:: Task to carry out ::
Write out all the entries word for word, but skip any images.
####
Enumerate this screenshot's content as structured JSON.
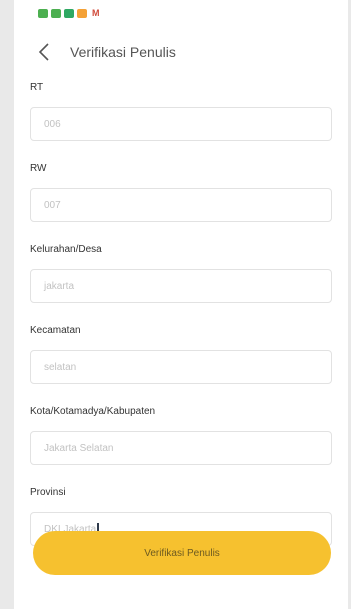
{
  "status_bar": {
    "icons": [
      {
        "name": "whatsapp-icon",
        "color": "#4caf50"
      },
      {
        "name": "whatsapp-icon",
        "color": "#4caf50"
      },
      {
        "name": "chat-icon",
        "color": "#2ea862"
      },
      {
        "name": "shop-icon",
        "color": "#f4a136"
      }
    ],
    "gmail_label": "M"
  },
  "header": {
    "title": "Verifikasi Penulis"
  },
  "form": {
    "fields": [
      {
        "label": "RT",
        "value": "006"
      },
      {
        "label": "RW",
        "value": "007"
      },
      {
        "label": "Kelurahan/Desa",
        "value": "jakarta"
      },
      {
        "label": "Kecamatan",
        "value": "selatan"
      },
      {
        "label": "Kota/Kotamadya/Kabupaten",
        "value": "Jakarta Selatan"
      },
      {
        "label": "Provinsi",
        "value": "DKI Jakarta"
      }
    ],
    "submit_label": "Verifikasi Penulis"
  },
  "colors": {
    "accent": "#f6c12f",
    "input_border": "#e2e2e2",
    "placeholder_text": "#c2c2c2"
  }
}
####
:: The response ::
Enumerate this screenshot's content as structured JSON.
{
  "status_bar": {
    "icons": [
      {
        "name": "whatsapp-icon",
        "color": "#4caf50"
      },
      {
        "name": "whatsapp-icon",
        "color": "#4caf50"
      },
      {
        "name": "chat-icon",
        "color": "#2ea862"
      },
      {
        "name": "shop-icon",
        "color": "#f4a136"
      }
    ],
    "gmail_label": "M"
  },
  "header": {
    "title": "Verifikasi Penulis"
  },
  "form": {
    "fields": [
      {
        "label": "RT",
        "value": "006"
      },
      {
        "label": "RW",
        "value": "007"
      },
      {
        "label": "Kelurahan/Desa",
        "value": "jakarta"
      },
      {
        "label": "Kecamatan",
        "value": "selatan"
      },
      {
        "label": "Kota/Kotamadya/Kabupaten",
        "value": "Jakarta Selatan"
      },
      {
        "label": "Provinsi",
        "value": "DKI Jakarta"
      }
    ],
    "submit_label": "Verifikasi Penulis"
  },
  "colors": {
    "accent": "#f6c12f",
    "input_border": "#e2e2e2",
    "placeholder_text": "#c2c2c2"
  }
}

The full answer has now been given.